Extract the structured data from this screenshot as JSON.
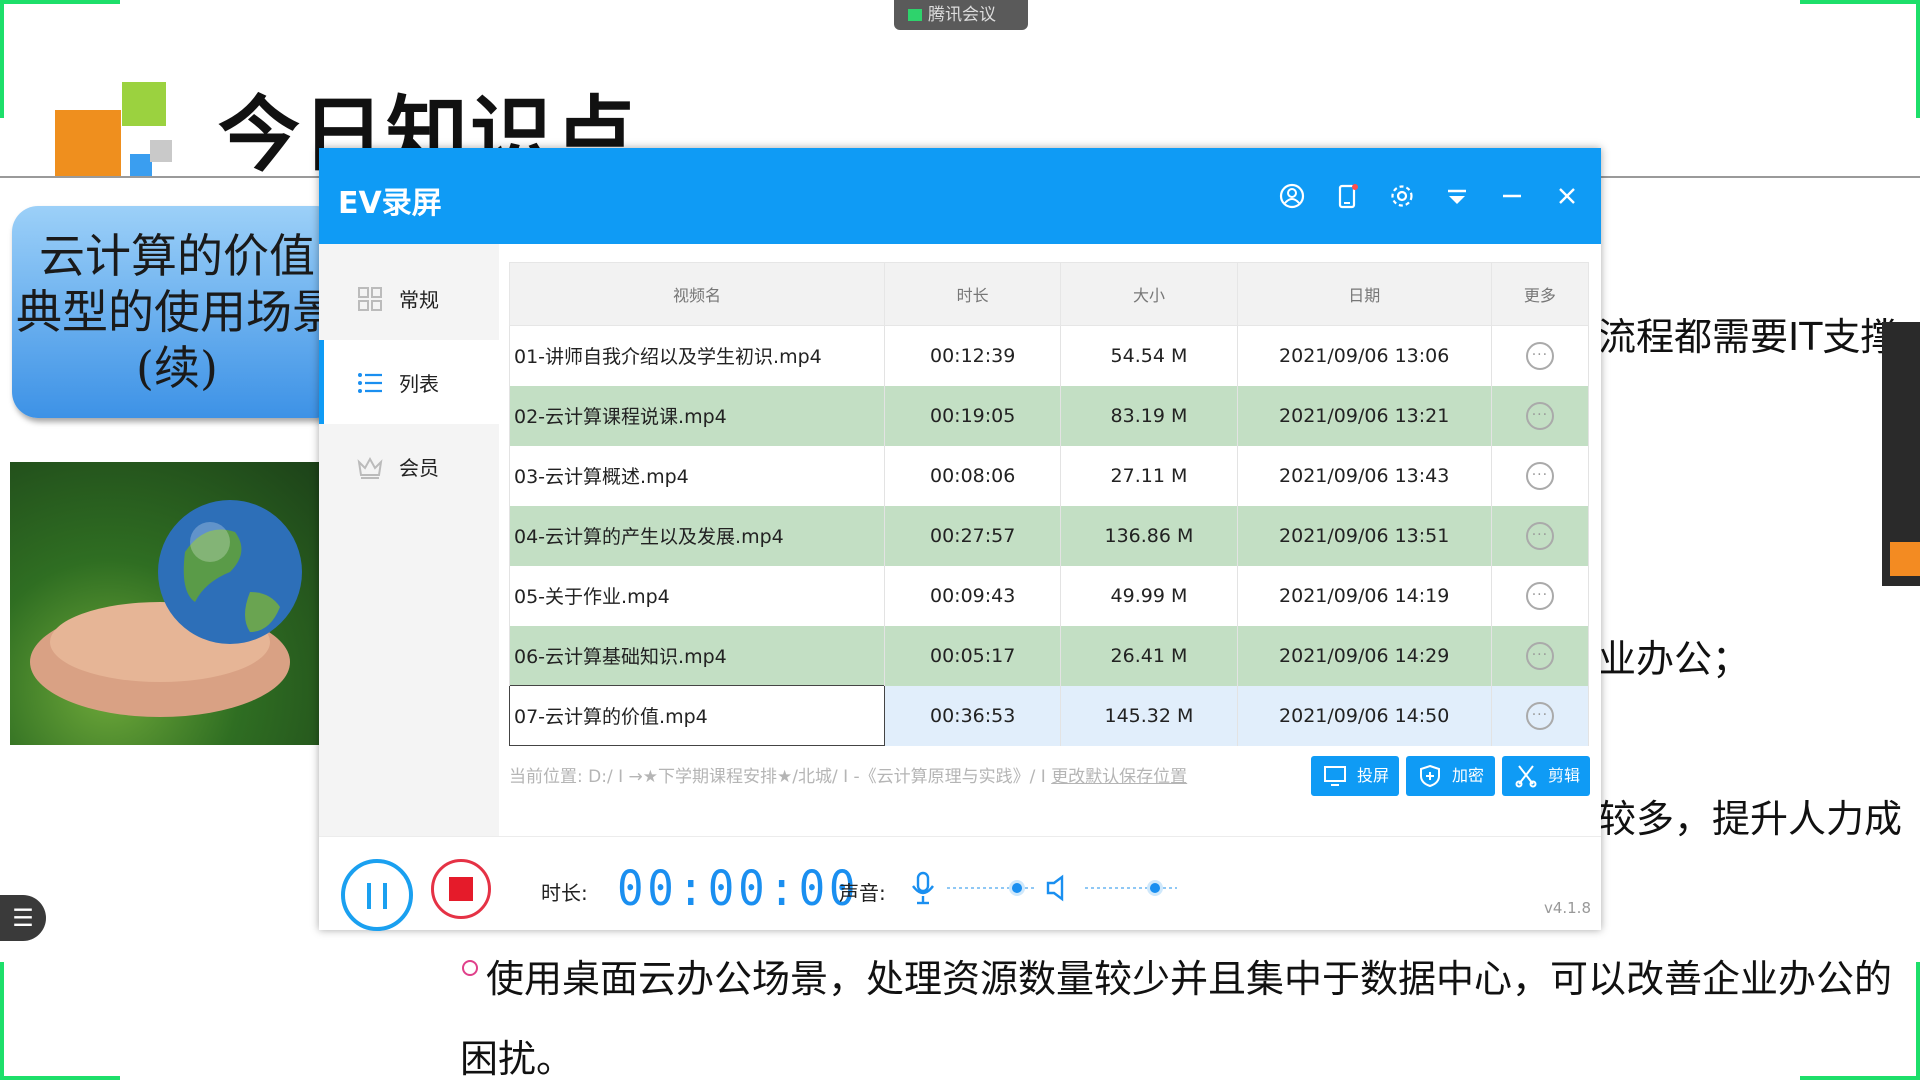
{
  "meeting_badge": "腾讯会议",
  "slide": {
    "title": "今日知识点",
    "box_lines": [
      "云计算的价值",
      "典型的使用场景",
      "(续)"
    ],
    "text_right_1": "流程都需要IT支撑",
    "text_right_2": "业办公；",
    "text_right_3": "较多，提升人力成",
    "bullet_line_1": "使用桌面云办公场景，处理资源数量较少并且集中于数据中心，可以改善企业办公的",
    "bullet_line_2": "困扰。"
  },
  "ev": {
    "title": "EV录屏",
    "header_icons": [
      "user-icon",
      "phone-icon",
      "gear-icon",
      "dropdown-icon",
      "minimize-icon",
      "close-icon"
    ],
    "sidebar": [
      {
        "label": "常规",
        "icon": "grid-icon"
      },
      {
        "label": "列表",
        "icon": "list-icon"
      },
      {
        "label": "会员",
        "icon": "crown-icon"
      }
    ],
    "columns": [
      "视频名",
      "时长",
      "大小",
      "日期",
      "更多"
    ],
    "rows": [
      {
        "name": "01-讲师自我介绍以及学生初识.mp4",
        "duration": "00:12:39",
        "size": "54.54 M",
        "date": "2021/09/06 13:06"
      },
      {
        "name": "02-云计算课程说课.mp4",
        "duration": "00:19:05",
        "size": "83.19 M",
        "date": "2021/09/06 13:21"
      },
      {
        "name": "03-云计算概述.mp4",
        "duration": "00:08:06",
        "size": "27.11 M",
        "date": "2021/09/06 13:43"
      },
      {
        "name": "04-云计算的产生以及发展.mp4",
        "duration": "00:27:57",
        "size": "136.86 M",
        "date": "2021/09/06 13:51"
      },
      {
        "name": "05-关于作业.mp4",
        "duration": "00:09:43",
        "size": "49.99 M",
        "date": "2021/09/06 14:19"
      },
      {
        "name": "06-云计算基础知识.mp4",
        "duration": "00:05:17",
        "size": "26.41 M",
        "date": "2021/09/06 14:29"
      },
      {
        "name": "07-云计算的价值.mp4",
        "duration": "00:36:53",
        "size": "145.32 M",
        "date": "2021/09/06 14:50"
      }
    ],
    "path_text": "当前位置: D:/ I →★下学期课程安排★/北城/ I -《云计算原理与实践》/ I",
    "path_link": "更改默认保存位置",
    "buttons": {
      "cast": "投屏",
      "encrypt": "加密",
      "edit": "剪辑"
    },
    "duration_label": "时长:",
    "timer": "00:00:00",
    "sound_label": "声音:",
    "version": "v4.1.8"
  }
}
------------------------
> [THE EXERCISE]:
Set the pictures aside and transcribe the data above exactly.

> [RESULT OF THE EXERCISE]:
Extract the structured data from this screenshot as JSON.
{
  "meeting_badge": "腾讯会议",
  "slide": {
    "title": "今日知识点",
    "box_lines": [
      "云计算的价值",
      "典型的使用场景",
      "(续)"
    ],
    "text_right_1": "流程都需要IT支撑",
    "text_right_2": "业办公；",
    "text_right_3": "较多，提升人力成",
    "bullet_line_1": "使用桌面云办公场景，处理资源数量较少并且集中于数据中心，可以改善企业办公的",
    "bullet_line_2": "困扰。"
  },
  "ev": {
    "title": "EV录屏",
    "header_icons": [
      "user-icon",
      "phone-icon",
      "gear-icon",
      "dropdown-icon",
      "minimize-icon",
      "close-icon"
    ],
    "sidebar": [
      {
        "label": "常规",
        "icon": "grid-icon"
      },
      {
        "label": "列表",
        "icon": "list-icon"
      },
      {
        "label": "会员",
        "icon": "crown-icon"
      }
    ],
    "columns": [
      "视频名",
      "时长",
      "大小",
      "日期",
      "更多"
    ],
    "rows": [
      {
        "name": "01-讲师自我介绍以及学生初识.mp4",
        "duration": "00:12:39",
        "size": "54.54 M",
        "date": "2021/09/06 13:06"
      },
      {
        "name": "02-云计算课程说课.mp4",
        "duration": "00:19:05",
        "size": "83.19 M",
        "date": "2021/09/06 13:21"
      },
      {
        "name": "03-云计算概述.mp4",
        "duration": "00:08:06",
        "size": "27.11 M",
        "date": "2021/09/06 13:43"
      },
      {
        "name": "04-云计算的产生以及发展.mp4",
        "duration": "00:27:57",
        "size": "136.86 M",
        "date": "2021/09/06 13:51"
      },
      {
        "name": "05-关于作业.mp4",
        "duration": "00:09:43",
        "size": "49.99 M",
        "date": "2021/09/06 14:19"
      },
      {
        "name": "06-云计算基础知识.mp4",
        "duration": "00:05:17",
        "size": "26.41 M",
        "date": "2021/09/06 14:29"
      },
      {
        "name": "07-云计算的价值.mp4",
        "duration": "00:36:53",
        "size": "145.32 M",
        "date": "2021/09/06 14:50"
      }
    ],
    "path_text": "当前位置: D:/ I →★下学期课程安排★/北城/ I -《云计算原理与实践》/ I",
    "path_link": "更改默认保存位置",
    "buttons": {
      "cast": "投屏",
      "encrypt": "加密",
      "edit": "剪辑"
    },
    "duration_label": "时长:",
    "timer": "00:00:00",
    "sound_label": "声音:",
    "version": "v4.1.8"
  }
}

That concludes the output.